> **Stated problem**:
Using the records below, please work out how many lines contain "title"; answer with the number alone.

> **Data for processing**:
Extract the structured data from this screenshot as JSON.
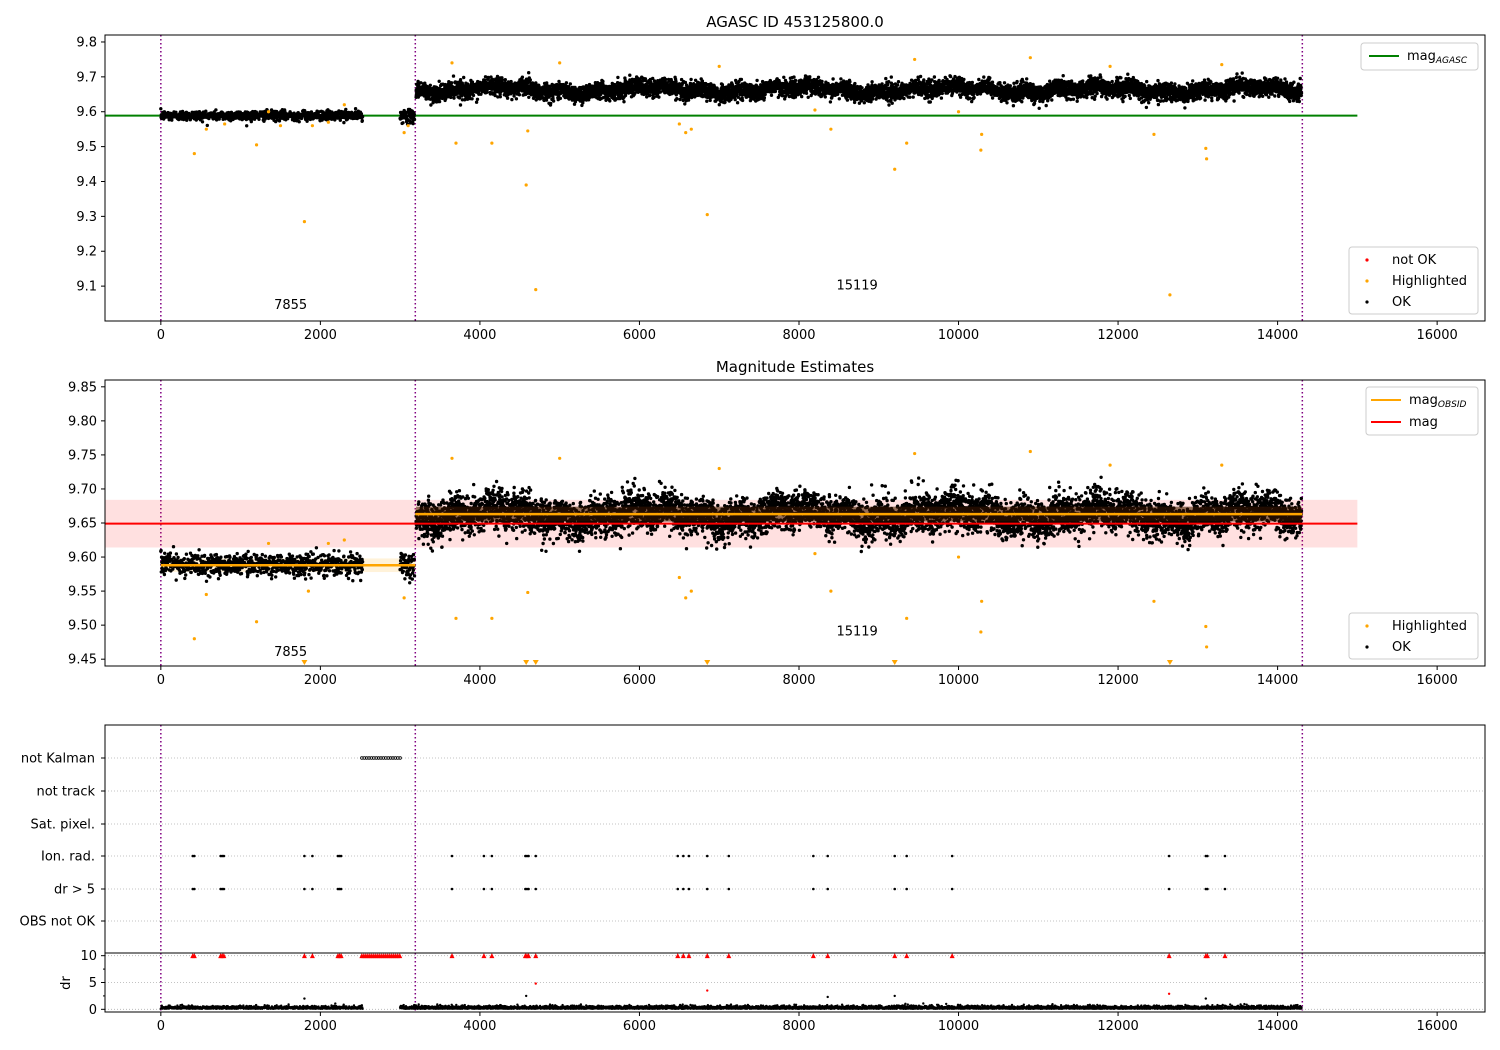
{
  "chart_data": [
    {
      "type": "scatter",
      "title": "AGASC ID 453125800.0",
      "xlim": [
        -700,
        16600
      ],
      "ylim": [
        9.0,
        9.82
      ],
      "xticks": [
        0,
        2000,
        4000,
        6000,
        8000,
        10000,
        12000,
        14000,
        16000
      ],
      "yticks": [
        9.1,
        9.2,
        9.3,
        9.4,
        9.5,
        9.6,
        9.7,
        9.8
      ],
      "segment_boundaries": [
        0,
        3190,
        14310
      ],
      "obsid_labels": [
        {
          "text": "7855",
          "x": 1420,
          "y": 9.035
        },
        {
          "text": "15119",
          "x": 8470,
          "y": 9.09
        }
      ],
      "mag_agasc": {
        "value": 9.589,
        "x_range": [
          -700,
          15000
        ]
      },
      "series": [
        {
          "name": "not OK",
          "color": "#ff0000",
          "points": []
        },
        {
          "name": "Highlighted",
          "color": "#ffa500",
          "points": [
            [
              420,
              9.48
            ],
            [
              570,
              9.55
            ],
            [
              800,
              9.565
            ],
            [
              1200,
              9.505
            ],
            [
              1350,
              9.6
            ],
            [
              1500,
              9.56
            ],
            [
              1800,
              9.285
            ],
            [
              1900,
              9.56
            ],
            [
              2100,
              9.57
            ],
            [
              2300,
              9.62
            ],
            [
              3050,
              9.54
            ],
            [
              3100,
              9.56
            ],
            [
              3650,
              9.74
            ],
            [
              3700,
              9.51
            ],
            [
              4150,
              9.51
            ],
            [
              4580,
              9.39
            ],
            [
              4600,
              9.545
            ],
            [
              4700,
              9.09
            ],
            [
              5000,
              9.74
            ],
            [
              6500,
              9.565
            ],
            [
              6580,
              9.54
            ],
            [
              6650,
              9.55
            ],
            [
              6850,
              9.305
            ],
            [
              7000,
              9.73
            ],
            [
              8200,
              9.605
            ],
            [
              8400,
              9.55
            ],
            [
              9200,
              9.435
            ],
            [
              9350,
              9.51
            ],
            [
              9450,
              9.75
            ],
            [
              10000,
              9.6
            ],
            [
              10280,
              9.49
            ],
            [
              10290,
              9.535
            ],
            [
              10900,
              9.755
            ],
            [
              11900,
              9.73
            ],
            [
              12450,
              9.535
            ],
            [
              12650,
              9.075
            ],
            [
              13100,
              9.495
            ],
            [
              13110,
              9.465
            ],
            [
              13300,
              9.735
            ]
          ]
        },
        {
          "name": "OK",
          "color": "#000000",
          "points": []
        }
      ],
      "legend": [
        {
          "label": "mag",
          "sub": "AGASC",
          "color": "#008000"
        }
      ],
      "legend_points": [
        "not OK",
        "Highlighted",
        "OK"
      ]
    },
    {
      "type": "scatter",
      "title": "Magnitude Estimates",
      "xlim": [
        -700,
        16600
      ],
      "ylim": [
        9.44,
        9.86
      ],
      "xticks": [
        0,
        2000,
        4000,
        6000,
        8000,
        10000,
        12000,
        14000,
        16000
      ],
      "yticks": [
        9.45,
        9.5,
        9.55,
        9.6,
        9.65,
        9.7,
        9.75,
        9.8,
        9.85
      ],
      "ytick_labels": [
        "9.45",
        "9.50",
        "9.55",
        "9.60",
        "9.65",
        "9.70",
        "9.75",
        "9.80",
        "9.85"
      ],
      "segment_boundaries": [
        0,
        3190,
        14310
      ],
      "obsid_labels": [
        {
          "text": "7855",
          "x": 1420,
          "y": 9.455
        },
        {
          "text": "15119",
          "x": 8470,
          "y": 9.485
        }
      ],
      "mag": {
        "value": 9.649,
        "band": [
          9.614,
          9.684
        ],
        "x_range": [
          -700,
          15000
        ]
      },
      "mag_obsid": [
        {
          "x_range": [
            0,
            3190
          ],
          "value": 9.588,
          "band": [
            9.578,
            9.598
          ]
        },
        {
          "x_range": [
            3190,
            14310
          ],
          "value": 9.663,
          "band": [
            9.653,
            9.673
          ]
        }
      ],
      "highlighted_points": [
        [
          420,
          9.48
        ],
        [
          570,
          9.545
        ],
        [
          1200,
          9.505
        ],
        [
          1350,
          9.62
        ],
        [
          1850,
          9.55
        ],
        [
          2100,
          9.62
        ],
        [
          2300,
          9.625
        ],
        [
          3050,
          9.54
        ],
        [
          3650,
          9.745
        ],
        [
          3700,
          9.51
        ],
        [
          4150,
          9.51
        ],
        [
          4600,
          9.548
        ],
        [
          5000,
          9.745
        ],
        [
          6500,
          9.57
        ],
        [
          6580,
          9.54
        ],
        [
          6650,
          9.55
        ],
        [
          7000,
          9.73
        ],
        [
          8200,
          9.605
        ],
        [
          8400,
          9.55
        ],
        [
          9350,
          9.51
        ],
        [
          9450,
          9.752
        ],
        [
          10000,
          9.6
        ],
        [
          10280,
          9.49
        ],
        [
          10290,
          9.535
        ],
        [
          10900,
          9.755
        ],
        [
          11900,
          9.735
        ],
        [
          12450,
          9.535
        ],
        [
          13100,
          9.498
        ],
        [
          13110,
          9.468
        ],
        [
          13300,
          9.735
        ]
      ],
      "below_range_x": [
        1800,
        4580,
        4700,
        6850,
        9200,
        12650
      ],
      "legend": [
        {
          "label": "mag",
          "sub": "OBSID",
          "color": "#ffa500"
        },
        {
          "label": "mag",
          "sub": "",
          "color": "#ff0000"
        }
      ],
      "legend_points": [
        "Highlighted",
        "OK"
      ]
    },
    {
      "type": "scatter",
      "xlim": [
        -700,
        16600
      ],
      "xticks": [
        0,
        2000,
        4000,
        6000,
        8000,
        10000,
        12000,
        14000,
        16000
      ],
      "segment_boundaries": [
        0,
        3190,
        14310
      ],
      "flag_rows": [
        "not Kalman",
        "not track",
        "Sat. pixel.",
        "Ion. rad.",
        "dr > 5",
        "OBS not OK"
      ],
      "flags": {
        "not Kalman": {
          "ranges": [
            [
              2520,
              3000
            ]
          ]
        },
        "Ion. rad.": {
          "x": [
            400,
            420,
            750,
            770,
            790,
            1800,
            1900,
            2220,
            2240,
            2260,
            3650,
            4050,
            4150,
            4570,
            4590,
            4610,
            4700,
            6480,
            6550,
            6620,
            6850,
            7120,
            8180,
            8360,
            9200,
            9350,
            9920,
            12640,
            13100,
            13120,
            13340
          ]
        },
        "dr > 5": {
          "x": [
            400,
            420,
            750,
            770,
            790,
            1800,
            1900,
            2220,
            2240,
            2260,
            3650,
            4050,
            4150,
            4570,
            4590,
            4610,
            4700,
            6480,
            6550,
            6620,
            6850,
            7120,
            8180,
            8360,
            9200,
            9350,
            9920,
            12640,
            13100,
            13120,
            13340
          ]
        }
      },
      "dr": {
        "ylabel": "dr",
        "ylim": [
          -0.5,
          10.5
        ],
        "yticks": [
          0,
          5,
          10
        ],
        "ytick_labels": [
          "0",
          "5",
          "10"
        ],
        "clipped_x": [
          400,
          420,
          750,
          770,
          790,
          1800,
          1900,
          2220,
          2240,
          2260,
          3650,
          4050,
          4150,
          4570,
          4590,
          4610,
          4700,
          6480,
          6550,
          6620,
          6850,
          7120,
          8180,
          8360,
          9200,
          9350,
          9920,
          12640,
          13100,
          13120,
          13340
        ],
        "clipped_ranges": [
          [
            2520,
            3000
          ]
        ],
        "red_points": [
          [
            4700,
            4.8
          ],
          [
            6850,
            3.5
          ],
          [
            12640,
            2.9
          ]
        ],
        "black_outliers": [
          [
            1800,
            2.0
          ],
          [
            4580,
            2.5
          ],
          [
            8360,
            2.3
          ],
          [
            9200,
            2.5
          ],
          [
            13100,
            2.0
          ]
        ]
      }
    }
  ]
}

> **Task answer**:
2